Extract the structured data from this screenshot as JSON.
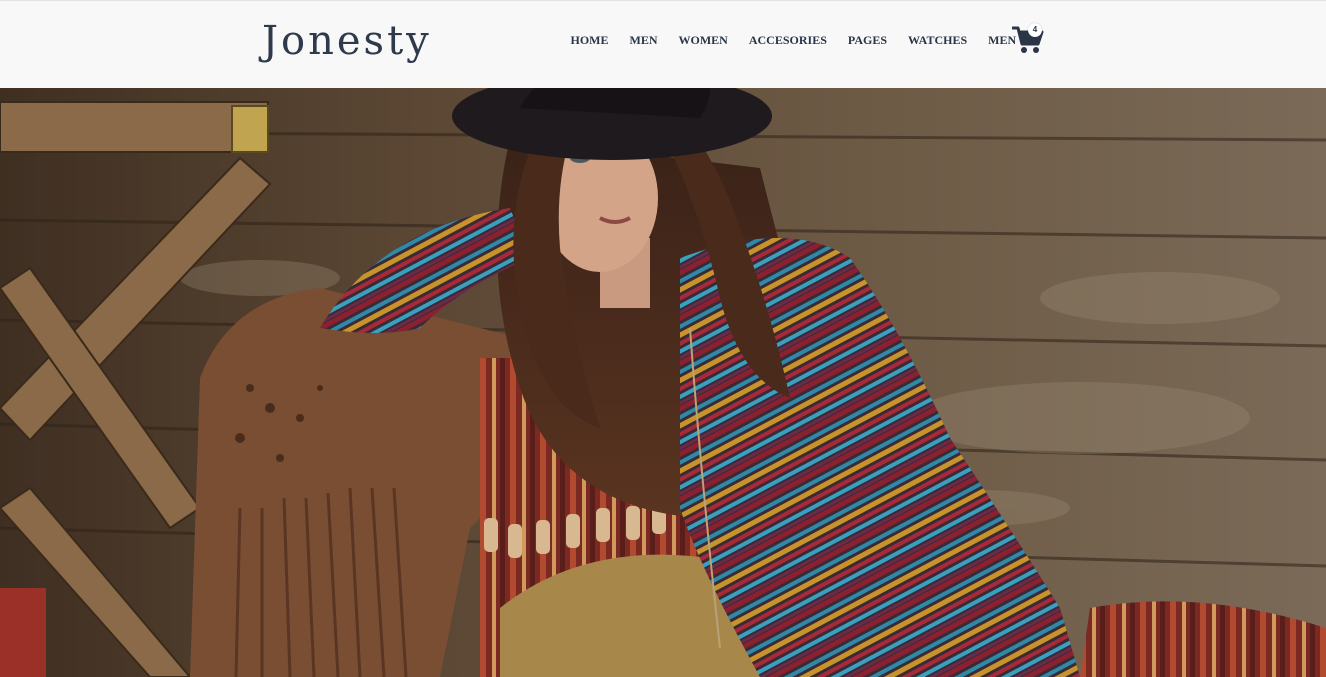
{
  "header": {
    "logo": "Jonesty",
    "nav": [
      "HOME",
      "MEN",
      "WOMEN",
      "ACCESORIES",
      "PAGES",
      "WATCHES",
      "MEN"
    ],
    "cart": {
      "icon": "cart-icon",
      "count": "4"
    }
  },
  "hero": {
    "image": "woman-in-hat-and-striped-sweater-photo"
  },
  "colors": {
    "header_bg": "#f8f8f8",
    "text": "#2a3547",
    "logo": "#2e3a4c"
  }
}
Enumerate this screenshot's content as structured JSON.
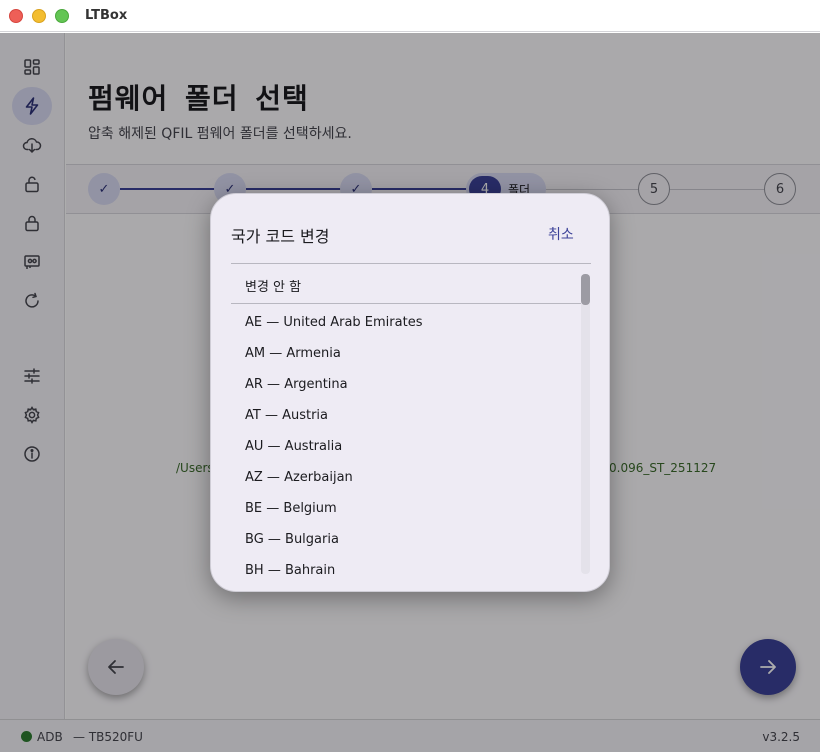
{
  "window": {
    "title": "LTBox"
  },
  "page": {
    "title": "펌웨어 폴더 선택",
    "subtitle": "압축 해제된 QFIL 펌웨어 폴더를 선택하세요."
  },
  "stepper": {
    "done_mark": "✓",
    "active_number": "4",
    "active_label": "폴더",
    "step5": "5",
    "step6": "6"
  },
  "selected_path": {
    "left_fragment": "/Users",
    "right_fragment": "0.096_ST_251127"
  },
  "dialog": {
    "title": "국가 코드 변경",
    "cancel_label": "취소",
    "options": [
      "변경 안 함",
      "AE — United Arab Emirates",
      "AM — Armenia",
      "AR — Argentina",
      "AT — Austria",
      "AU — Australia",
      "AZ — Azerbaijan",
      "BE — Belgium",
      "BG — Bulgaria",
      "BH — Bahrain"
    ]
  },
  "status": {
    "adb_label": "ADB",
    "device": "— TB520FU",
    "version": "v3.2.5"
  },
  "icons": {
    "rail": [
      "dashboard-icon",
      "flash-icon",
      "cloud-download-icon",
      "unlock-icon",
      "lock-icon",
      "device-icon",
      "refresh-icon",
      "tune-icon",
      "settings-icon",
      "info-icon"
    ],
    "back": "arrow-left-icon",
    "next": "arrow-right-icon"
  },
  "colors": {
    "accent": "#3c4299",
    "accent_container": "#d8d9f2",
    "path_text": "#3b6b2c",
    "status_ok": "#2e7d32"
  }
}
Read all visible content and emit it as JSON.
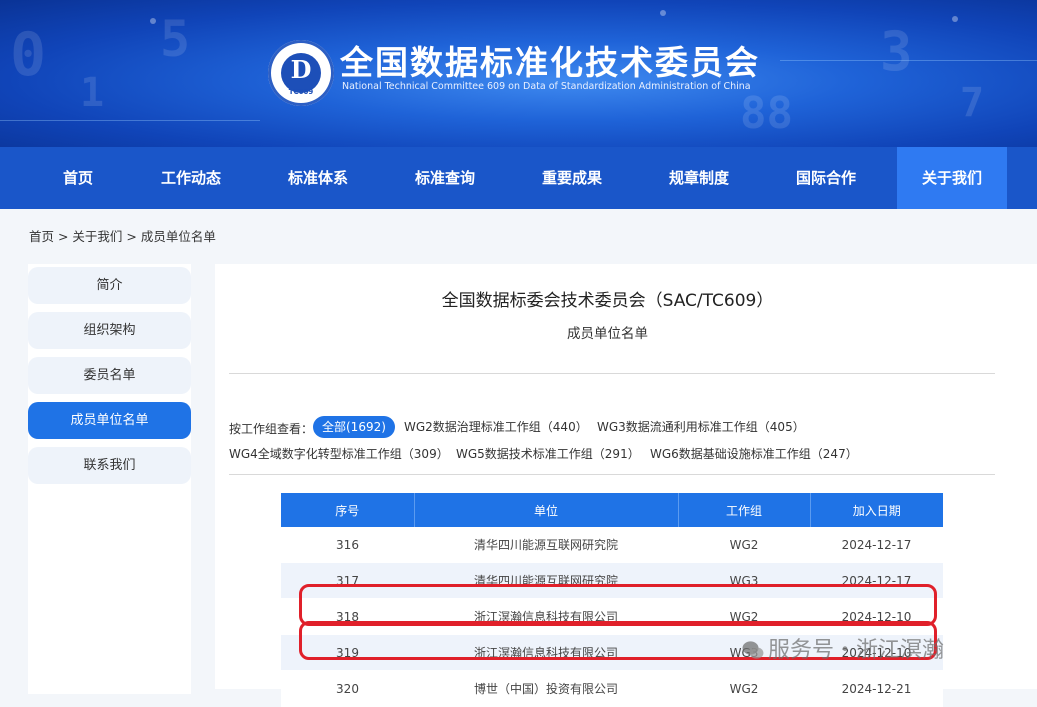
{
  "header": {
    "title": "全国数据标准化技术委员会",
    "subtitle": "National Technical Committee 609 on Data of Standardization Administration of China",
    "logo_text": "TC609"
  },
  "nav": {
    "items": [
      {
        "label": "首页"
      },
      {
        "label": "工作动态"
      },
      {
        "label": "标准体系"
      },
      {
        "label": "标准查询"
      },
      {
        "label": "重要成果"
      },
      {
        "label": "规章制度"
      },
      {
        "label": "国际合作"
      },
      {
        "label": "关于我们",
        "active": true
      }
    ]
  },
  "breadcrumb": "首页 > 关于我们 > 成员单位名单",
  "sidebar": {
    "items": [
      {
        "label": "简介"
      },
      {
        "label": "组织架构"
      },
      {
        "label": "委员名单"
      },
      {
        "label": "成员单位名单",
        "active": true
      },
      {
        "label": "联系我们"
      }
    ]
  },
  "main": {
    "title": "全国数据标委会技术委员会（SAC/TC609）",
    "subtitle": "成员单位名单",
    "filter_label": "按工作组查看：",
    "filters": [
      {
        "label": "全部(1692)",
        "active": true
      },
      {
        "label": "WG2数据治理标准工作组（440）"
      },
      {
        "label": "WG3数据流通利用标准工作组（405）"
      },
      {
        "label": "WG4全域数字化转型标准工作组（309）"
      },
      {
        "label": "WG5数据技术标准工作组（291）"
      },
      {
        "label": "WG6数据基础设施标准工作组（247）"
      }
    ]
  },
  "table": {
    "headers": [
      "序号",
      "单位",
      "工作组",
      "加入日期"
    ],
    "rows": [
      [
        "316",
        "清华四川能源互联网研究院",
        "WG2",
        "2024-12-17"
      ],
      [
        "317",
        "清华四川能源互联网研究院",
        "WG3",
        "2024-12-17"
      ],
      [
        "318",
        "浙江溟瀚信息科技有限公司",
        "WG2",
        "2024-12-10"
      ],
      [
        "319",
        "浙江溟瀚信息科技有限公司",
        "WG3",
        "2024-12-10"
      ],
      [
        "320",
        "博世（中国）投资有限公司",
        "WG2",
        "2024-12-21"
      ]
    ]
  },
  "watermark": "服务号・浙江溟瀚",
  "colors": {
    "primary": "#1f73e6",
    "nav": "#1a56c9",
    "highlight": "#e0202a"
  }
}
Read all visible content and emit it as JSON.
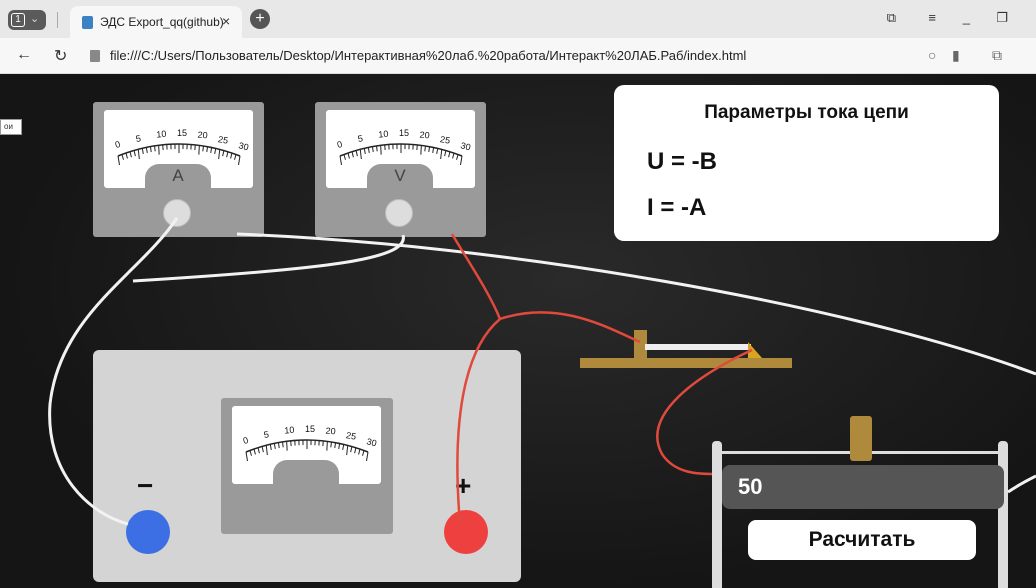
{
  "browser": {
    "tab_count": "1",
    "tab_title": "ЭДС Export_qq(github)",
    "url": "file:///C:/Users/Пользователь/Desktop/Интерактивная%20лаб.%20работа/Интеракт%20ЛАБ.Раб/index.html"
  },
  "page": {
    "side_tag": "ои",
    "ammeter": {
      "unit_label": "A",
      "scale": [
        "0",
        "5",
        "10",
        "15",
        "20",
        "25",
        "30"
      ]
    },
    "voltmeter": {
      "unit_label": "V",
      "scale": [
        "0",
        "5",
        "10",
        "15",
        "20",
        "25",
        "30"
      ]
    },
    "source_meter": {
      "scale": [
        "0",
        "5",
        "10",
        "15",
        "20",
        "25",
        "30"
      ]
    },
    "params": {
      "title": "Параметры тока цепи",
      "voltage_line": "U = -В",
      "current_line": "I = -А"
    },
    "power_supply": {
      "minus_sign": "−",
      "plus_sign": "+"
    },
    "rheostat": {
      "value": "50",
      "calc_button": "Расчитать"
    }
  },
  "colors": {
    "negative_terminal": "#3b6fe3",
    "positive_terminal": "#ef4040",
    "red_wire": "#e04a3c",
    "white_wire": "#f2f2f2",
    "slider_wood": "#b08a3c"
  }
}
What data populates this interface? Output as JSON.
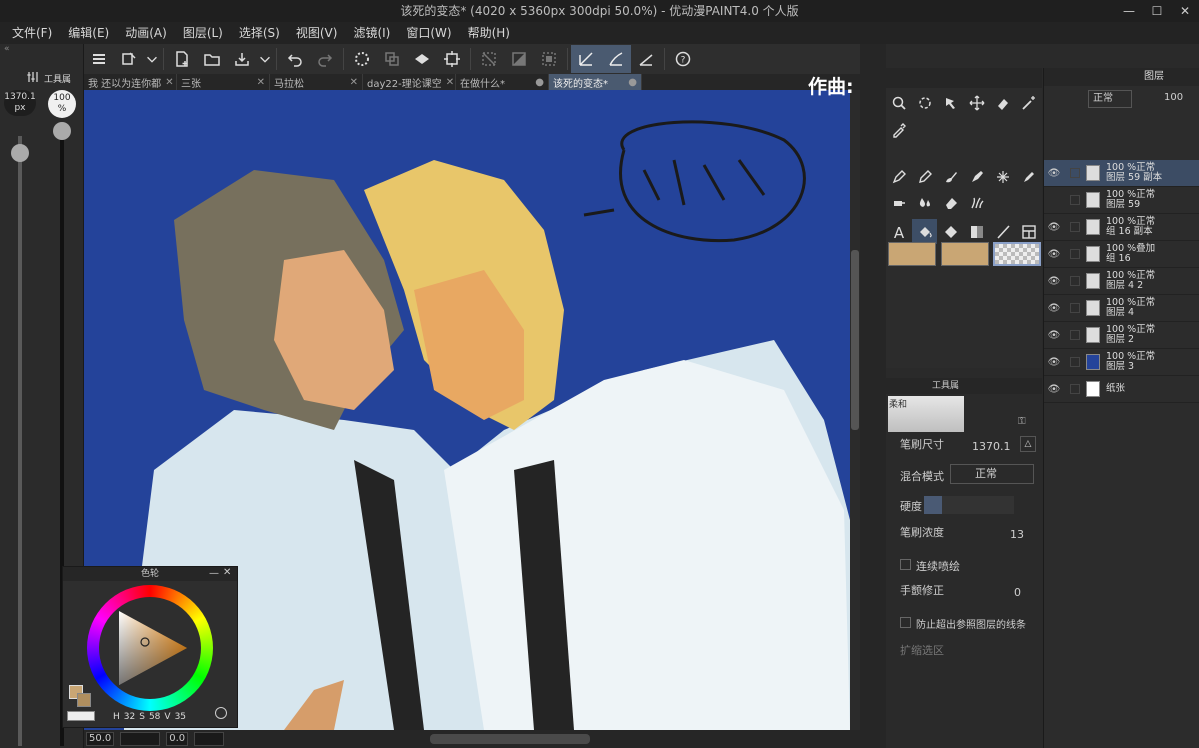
{
  "window": {
    "title": "该死的变态* (4020 x 5360px 300dpi 50.0%) - 优动漫PAINT4.0 个人版",
    "min": "—",
    "max": "☐",
    "close": "✕"
  },
  "menu": [
    "文件(F)",
    "编辑(E)",
    "动画(A)",
    "图层(L)",
    "选择(S)",
    "视图(V)",
    "滤镜(I)",
    "窗口(W)",
    "帮助(H)"
  ],
  "left": {
    "brush_size": "1370.1",
    "brush_unit": "px",
    "opacity": "100",
    "opacity_unit": "%",
    "panel_tab": "工具属"
  },
  "doc_tabs": [
    {
      "label": "我 还以为连你都",
      "active": false
    },
    {
      "label": "三张",
      "active": false
    },
    {
      "label": "马拉松",
      "active": false
    },
    {
      "label": "day22-理论课空",
      "active": false
    },
    {
      "label": "在做什么*",
      "active": false
    },
    {
      "label": "该死的变态*",
      "active": true
    }
  ],
  "watermark": "作曲: Natalie R Lu",
  "canvas": {
    "bg": "#24439a"
  },
  "color_wheel": {
    "title": "色轮",
    "h": "32",
    "s": "58",
    "v": "35",
    "h_label": "H",
    "s_label": "S",
    "v_label": "V",
    "main_color": "#c9a674"
  },
  "tool_panel": {
    "swatch_colors": [
      "#c9a674",
      "#c9a674"
    ]
  },
  "props": {
    "tabs": [
      "工具属"
    ],
    "brush_name": "柔和",
    "brush_size_label": "笔刷尺寸",
    "brush_size_value": "1370.1",
    "blend_label": "混合模式",
    "blend_value": "正常",
    "hardness_label": "硬度",
    "density_label": "笔刷浓度",
    "density_value": "13",
    "continuous_label": "连续喷绘",
    "stabilize_label": "手颤修正",
    "stabilize_value": "0",
    "no_exceed_label": "防止超出参照图层的线条",
    "expand_label": "扩缩选区"
  },
  "layers": {
    "tab_label": "图层",
    "blend": "正常",
    "opacity": "100",
    "items": [
      {
        "line1": "100 %正常",
        "line2": "图层 59 副本",
        "sel": true
      },
      {
        "line1": "100 %正常",
        "line2": "图层 59",
        "sel": false
      },
      {
        "line1": "100 %正常",
        "line2": "组 16 副本",
        "sel": false
      },
      {
        "line1": "100 %叠加",
        "line2": "组 16",
        "sel": false
      },
      {
        "line1": "100 %正常",
        "line2": "图层 4 2",
        "sel": false
      },
      {
        "line1": "100 %正常",
        "line2": "图层 4",
        "sel": false
      },
      {
        "line1": "100 %正常",
        "line2": "图层 2",
        "sel": false
      },
      {
        "line1": "100 %正常",
        "line2": "图层 3",
        "sel": false
      },
      {
        "line1": "",
        "line2": "纸张",
        "sel": false
      }
    ]
  },
  "status": {
    "zoom": "50.0",
    "angle": "0.0"
  }
}
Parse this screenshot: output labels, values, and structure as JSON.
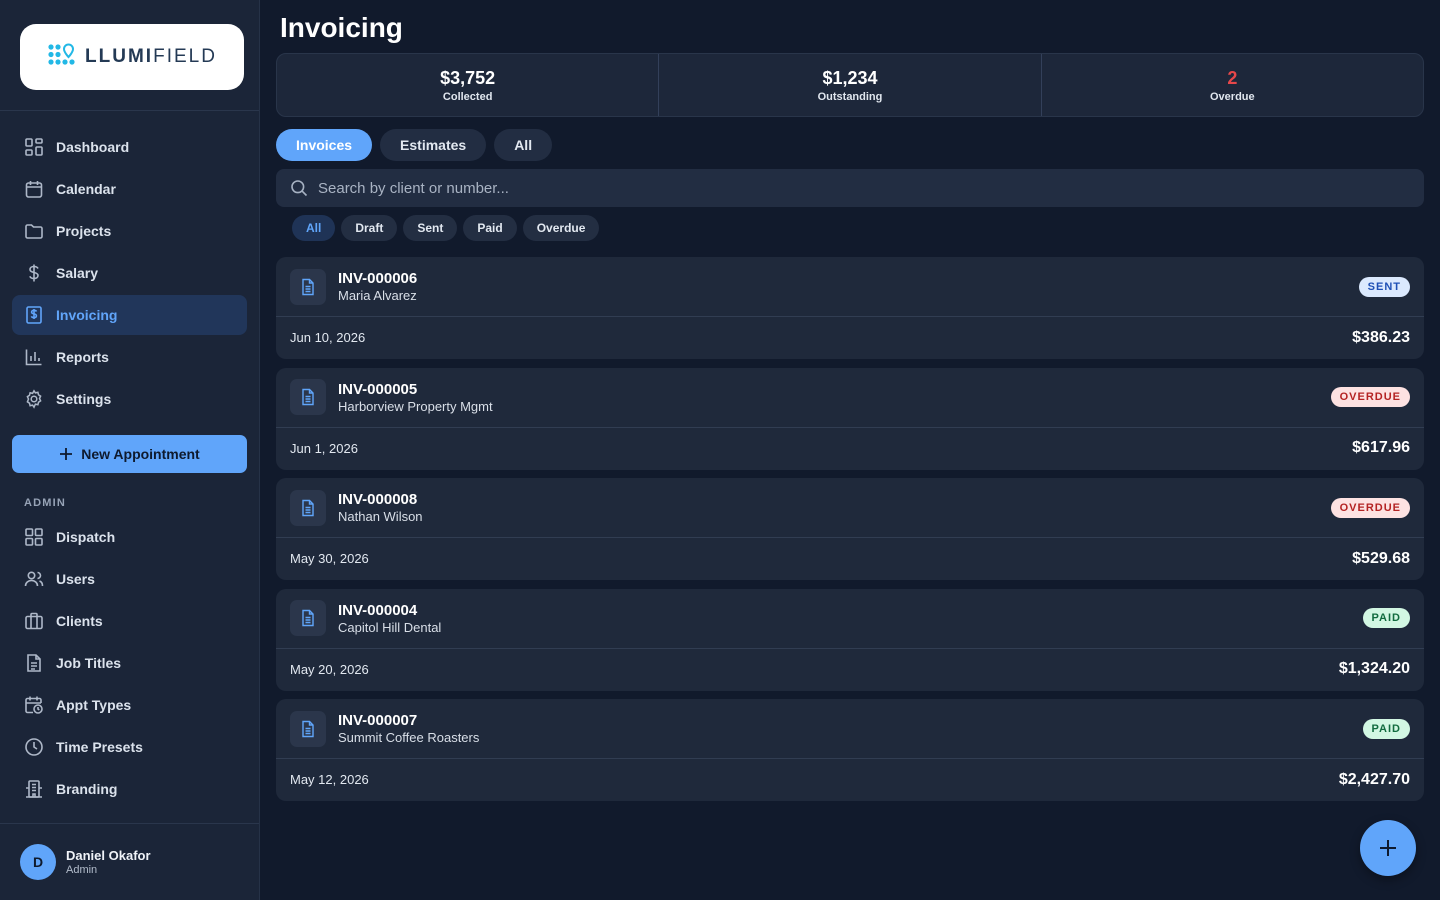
---
SET TASK
In the records above, find the lines containing "subtitle" and copy them.

THE SOLUTION
    "subtitle": "압축 해제된 QFIL 펌웨어 폴더를 선택하세요."
    "subtitle": "National Technical Committee 609 on Data of Standardization Administration of China",
    "subtitle": "成员单位名单",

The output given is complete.